Data records:
═══
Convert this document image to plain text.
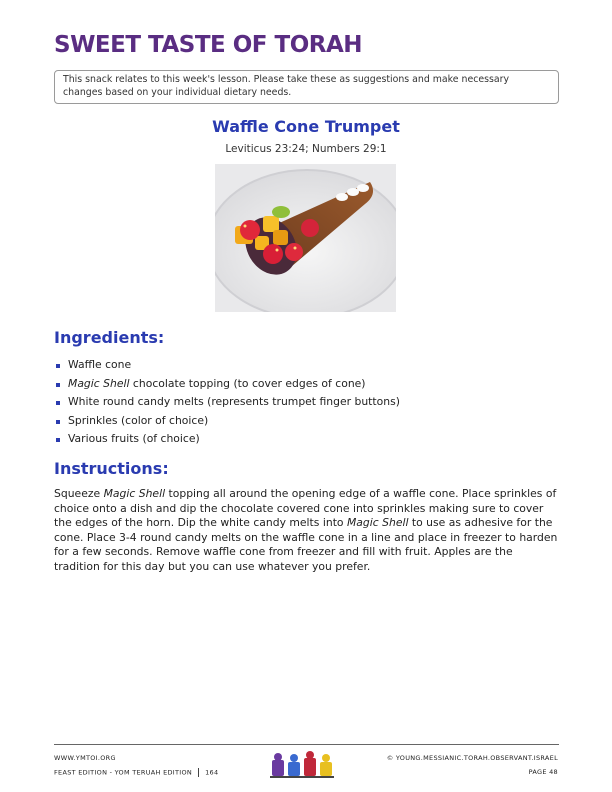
SWEET TASTE OF TORAH
This snack relates to this week's lesson. Please take these as suggestions and make necessary changes based on your individual dietary needs.
Waffle Cone Trumpet
Leviticus 23:24; Numbers 29:1
Ingredients:
Waffle cone
Magic Shell chocolate topping (to cover edges of cone)
White round candy melts (represents trumpet finger buttons)
Sprinkles (color of choice)
Various fruits (of choice)
Instructions:

Squeeze Magic Shell topping all around the opening edge of a waffle cone. Place sprinkles of choice onto a dish and dip the chocolate covered cone into sprinkles making sure to cover the edges of the horn. Dip the white candy melts into Magic Shell to use as adhesive for the cone. Place 3-4 round candy melts on the waffle cone in a line and place in freezer to harden for a few seconds. Remove waffle cone from freezer and fill with fruit. Apples are the tradition for this day but you can use whatever you prefer.

WWW.YMTOI.ORG
FEAST EDITION - YOM TERUAH EDITION 164
© YOUNG.MESSIANIC.TORAH.OBSERVANT.ISRAEL
PAGE 48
═══
» Task directions: Identify each line in the entries with the word "TORAH" and copy it.

» Response for this exercise:
SWEET TASTE OF TORAH
© YOUNG.MESSIANIC.TORAH.OBSERVANT.ISRAEL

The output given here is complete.